* [Given exercise]: Give every line again exactly as it appears, please, but not the pictures.

* [Record list]:
## Start
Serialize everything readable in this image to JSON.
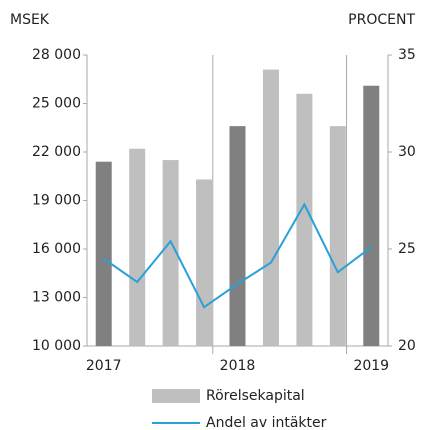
{
  "chart_data": {
    "type": "bar_line",
    "y_label": "MSEK",
    "y2_label": "PROCENT",
    "categories": [
      "2017",
      null,
      null,
      null,
      "2018",
      null,
      null,
      null,
      "2019"
    ],
    "series": [
      {
        "name": "Rörelsekapital",
        "type": "bar",
        "colors": [
          "#808080",
          "#bfbfbf",
          "#bfbfbf",
          "#bfbfbf",
          "#808080",
          "#bfbfbf",
          "#bfbfbf",
          "#bfbfbf",
          "#808080"
        ],
        "color": "#bfbfbf",
        "values": [
          21400,
          22200,
          21500,
          20300,
          23600,
          27100,
          25600,
          23600,
          26100
        ]
      },
      {
        "name": "Andel av intäkter",
        "type": "line",
        "axis": "y2",
        "color": "#2aa0d8",
        "values": [
          24.5,
          23.3,
          25.4,
          22.0,
          23.2,
          24.3,
          27.3,
          23.8,
          25.1
        ]
      }
    ],
    "ylim": [
      10000,
      28000
    ],
    "yticks": [
      {
        "value": 10000,
        "label": "10 000"
      },
      {
        "value": 13000,
        "label": "13 000"
      },
      {
        "value": 16000,
        "label": "16 000"
      },
      {
        "value": 19000,
        "label": "19 000"
      },
      {
        "value": 22000,
        "label": "22 000"
      },
      {
        "value": 25000,
        "label": "25 000"
      },
      {
        "value": 28000,
        "label": "28 000"
      }
    ],
    "y2lim": [
      20,
      35
    ],
    "y2ticks": [
      20,
      25,
      30,
      35
    ]
  }
}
## End
* [Solution for this task]:
Serialize everything readable in this image to JSON.
{
  "chart_data": {
    "type": "bar_line",
    "y_label": "MSEK",
    "y2_label": "PROCENT",
    "categories": [
      "2017",
      null,
      null,
      null,
      "2018",
      null,
      null,
      null,
      "2019"
    ],
    "series": [
      {
        "name": "Rörelsekapital",
        "type": "bar",
        "colors": [
          "#808080",
          "#bfbfbf",
          "#bfbfbf",
          "#bfbfbf",
          "#808080",
          "#bfbfbf",
          "#bfbfbf",
          "#bfbfbf",
          "#808080"
        ],
        "color": "#bfbfbf",
        "values": [
          21400,
          22200,
          21500,
          20300,
          23600,
          27100,
          25600,
          23600,
          26100
        ]
      },
      {
        "name": "Andel av intäkter",
        "type": "line",
        "axis": "y2",
        "color": "#2aa0d8",
        "values": [
          24.5,
          23.3,
          25.4,
          22.0,
          23.2,
          24.3,
          27.3,
          23.8,
          25.1
        ]
      }
    ],
    "ylim": [
      10000,
      28000
    ],
    "yticks": [
      {
        "value": 10000,
        "label": "10 000"
      },
      {
        "value": 13000,
        "label": "13 000"
      },
      {
        "value": 16000,
        "label": "16 000"
      },
      {
        "value": 19000,
        "label": "19 000"
      },
      {
        "value": 22000,
        "label": "22 000"
      },
      {
        "value": 25000,
        "label": "25 000"
      },
      {
        "value": 28000,
        "label": "28 000"
      }
    ],
    "y2lim": [
      20,
      35
    ],
    "y2ticks": [
      20,
      25,
      30,
      35
    ]
  }
}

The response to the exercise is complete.